§ **Goal of the exercise**: Copy every line, leaving nothing out and adding nothing.

########

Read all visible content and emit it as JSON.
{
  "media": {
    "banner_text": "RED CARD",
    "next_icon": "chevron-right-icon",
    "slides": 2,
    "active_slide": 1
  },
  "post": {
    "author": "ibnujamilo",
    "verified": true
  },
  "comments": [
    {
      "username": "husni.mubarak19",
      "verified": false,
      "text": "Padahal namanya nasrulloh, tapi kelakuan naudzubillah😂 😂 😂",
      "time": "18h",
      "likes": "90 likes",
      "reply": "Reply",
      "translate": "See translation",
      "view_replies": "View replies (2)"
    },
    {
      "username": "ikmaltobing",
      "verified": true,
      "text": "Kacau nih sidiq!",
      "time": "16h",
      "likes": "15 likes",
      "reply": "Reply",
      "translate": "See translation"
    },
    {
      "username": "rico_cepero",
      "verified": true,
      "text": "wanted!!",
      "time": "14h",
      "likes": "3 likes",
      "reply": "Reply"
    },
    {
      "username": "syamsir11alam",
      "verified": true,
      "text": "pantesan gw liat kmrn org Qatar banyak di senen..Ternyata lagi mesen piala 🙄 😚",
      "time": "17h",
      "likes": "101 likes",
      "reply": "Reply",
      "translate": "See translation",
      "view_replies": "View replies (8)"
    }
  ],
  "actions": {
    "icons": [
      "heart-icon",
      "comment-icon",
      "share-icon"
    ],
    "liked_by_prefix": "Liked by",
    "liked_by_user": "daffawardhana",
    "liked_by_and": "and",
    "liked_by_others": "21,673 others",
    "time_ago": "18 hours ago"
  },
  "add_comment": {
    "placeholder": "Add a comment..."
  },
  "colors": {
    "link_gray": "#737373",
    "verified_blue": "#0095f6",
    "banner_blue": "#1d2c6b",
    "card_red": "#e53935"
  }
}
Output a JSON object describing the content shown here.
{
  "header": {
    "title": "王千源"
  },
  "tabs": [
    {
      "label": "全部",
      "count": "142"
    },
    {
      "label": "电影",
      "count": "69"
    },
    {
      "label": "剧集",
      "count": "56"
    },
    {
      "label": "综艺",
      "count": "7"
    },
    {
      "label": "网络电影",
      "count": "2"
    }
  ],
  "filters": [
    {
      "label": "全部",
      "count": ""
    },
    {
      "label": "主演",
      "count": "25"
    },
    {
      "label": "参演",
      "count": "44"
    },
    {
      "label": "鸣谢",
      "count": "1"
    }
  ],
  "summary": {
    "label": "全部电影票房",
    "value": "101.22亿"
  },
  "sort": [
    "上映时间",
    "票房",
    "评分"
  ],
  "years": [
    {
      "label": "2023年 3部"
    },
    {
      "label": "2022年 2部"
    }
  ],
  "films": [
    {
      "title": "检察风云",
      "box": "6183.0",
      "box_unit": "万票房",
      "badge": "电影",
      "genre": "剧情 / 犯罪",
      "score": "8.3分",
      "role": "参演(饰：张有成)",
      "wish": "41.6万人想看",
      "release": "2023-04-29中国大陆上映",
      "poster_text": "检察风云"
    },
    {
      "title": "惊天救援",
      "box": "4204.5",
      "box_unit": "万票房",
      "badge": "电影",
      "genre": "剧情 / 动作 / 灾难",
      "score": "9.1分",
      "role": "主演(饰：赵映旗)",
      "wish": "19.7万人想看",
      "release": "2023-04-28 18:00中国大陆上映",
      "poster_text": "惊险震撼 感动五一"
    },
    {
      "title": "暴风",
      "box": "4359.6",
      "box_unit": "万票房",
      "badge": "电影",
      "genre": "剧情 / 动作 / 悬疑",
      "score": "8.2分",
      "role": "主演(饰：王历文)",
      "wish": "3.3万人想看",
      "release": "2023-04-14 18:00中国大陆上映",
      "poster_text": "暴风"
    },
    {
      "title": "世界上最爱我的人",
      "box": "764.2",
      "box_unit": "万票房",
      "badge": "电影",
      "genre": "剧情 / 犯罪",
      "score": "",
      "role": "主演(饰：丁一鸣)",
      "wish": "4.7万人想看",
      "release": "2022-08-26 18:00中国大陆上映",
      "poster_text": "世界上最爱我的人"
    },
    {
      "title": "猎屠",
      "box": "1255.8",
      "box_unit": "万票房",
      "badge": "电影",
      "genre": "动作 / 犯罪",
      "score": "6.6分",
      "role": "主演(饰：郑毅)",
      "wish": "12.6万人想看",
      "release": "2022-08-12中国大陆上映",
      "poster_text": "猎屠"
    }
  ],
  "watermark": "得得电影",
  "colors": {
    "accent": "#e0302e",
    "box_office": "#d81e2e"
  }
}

########

§ **Final result**:
Read all visible content and emit it as JSON.
{
  "media": {
    "banner_text": "RED CARD",
    "next_icon": "chevron-right-icon",
    "slides": 2,
    "active_slide": 1
  },
  "post": {
    "author": "ibnujamilo",
    "verified": true
  },
  "comments": [
    {
      "username": "husni.mubarak19",
      "verified": false,
      "text": "Padahal namanya nasrulloh, tapi kelakuan naudzubillah😂 😂 😂",
      "time": "18h",
      "likes": "90 likes",
      "reply": "Reply",
      "translate": "See translation",
      "view_replies": "View replies (2)"
    },
    {
      "username": "ikmaltobing",
      "verified": true,
      "text": "Kacau nih sidiq!",
      "time": "16h",
      "likes": "15 likes",
      "reply": "Reply",
      "translate": "See translation"
    },
    {
      "username": "rico_cepero",
      "verified": true,
      "text": "wanted!!",
      "time": "14h",
      "likes": "3 likes",
      "reply": "Reply"
    },
    {
      "username": "syamsir11alam",
      "verified": true,
      "text": "pantesan gw liat kmrn org Qatar banyak di senen..Ternyata lagi mesen piala 🙄 😚",
      "time": "17h",
      "likes": "101 likes",
      "reply": "Reply",
      "translate": "See translation",
      "view_replies": "View replies (8)"
    }
  ],
  "actions": {
    "icons": [
      "heart-icon",
      "comment-icon",
      "share-icon"
    ],
    "liked_by_prefix": "Liked by",
    "liked_by_user": "daffawardhana",
    "liked_by_and": "and",
    "liked_by_others": "21,673 others",
    "time_ago": "18 hours ago"
  },
  "add_comment": {
    "placeholder": "Add a comment..."
  },
  "colors": {
    "link_gray": "#737373",
    "verified_blue": "#0095f6",
    "banner_blue": "#1d2c6b",
    "card_red": "#e53935"
  }
}
Output a JSON object describing the content shown here.
{
  "header": {
    "title": "王千源"
  },
  "tabs": [
    {
      "label": "全部",
      "count": "142"
    },
    {
      "label": "电影",
      "count": "69"
    },
    {
      "label": "剧集",
      "count": "56"
    },
    {
      "label": "综艺",
      "count": "7"
    },
    {
      "label": "网络电影",
      "count": "2"
    }
  ],
  "filters": [
    {
      "label": "全部",
      "count": ""
    },
    {
      "label": "主演",
      "count": "25"
    },
    {
      "label": "参演",
      "count": "44"
    },
    {
      "label": "鸣谢",
      "count": "1"
    }
  ],
  "summary": {
    "label": "全部电影票房",
    "value": "101.22亿"
  },
  "sort": [
    "上映时间",
    "票房",
    "评分"
  ],
  "years": [
    {
      "label": "2023年 3部"
    },
    {
      "label": "2022年 2部"
    }
  ],
  "films": [
    {
      "title": "检察风云",
      "box": "6183.0",
      "box_unit": "万票房",
      "badge": "电影",
      "genre": "剧情 / 犯罪",
      "score": "8.3分",
      "role": "参演(饰：张有成)",
      "wish": "41.6万人想看",
      "release": "2023-04-29中国大陆上映",
      "poster_text": "检察风云"
    },
    {
      "title": "惊天救援",
      "box": "4204.5",
      "box_unit": "万票房",
      "badge": "电影",
      "genre": "剧情 / 动作 / 灾难",
      "score": "9.1分",
      "role": "主演(饰：赵映旗)",
      "wish": "19.7万人想看",
      "release": "2023-04-28 18:00中国大陆上映",
      "poster_text": "惊险震撼 感动五一"
    },
    {
      "title": "暴风",
      "box": "4359.6",
      "box_unit": "万票房",
      "badge": "电影",
      "genre": "剧情 / 动作 / 悬疑",
      "score": "8.2分",
      "role": "主演(饰：王历文)",
      "wish": "3.3万人想看",
      "release": "2023-04-14 18:00中国大陆上映",
      "poster_text": "暴风"
    },
    {
      "title": "世界上最爱我的人",
      "box": "764.2",
      "box_unit": "万票房",
      "badge": "电影",
      "genre": "剧情 / 犯罪",
      "score": "",
      "role": "主演(饰：丁一鸣)",
      "wish": "4.7万人想看",
      "release": "2022-08-26 18:00中国大陆上映",
      "poster_text": "世界上最爱我的人"
    },
    {
      "title": "猎屠",
      "box": "1255.8",
      "box_unit": "万票房",
      "badge": "电影",
      "genre": "动作 / 犯罪",
      "score": "6.6分",
      "role": "主演(饰：郑毅)",
      "wish": "12.6万人想看",
      "release": "2022-08-12中国大陆上映",
      "poster_text": "猎屠"
    }
  ],
  "watermark": "得得电影",
  "colors": {
    "accent": "#e0302e",
    "box_office": "#d81e2e"
  }
}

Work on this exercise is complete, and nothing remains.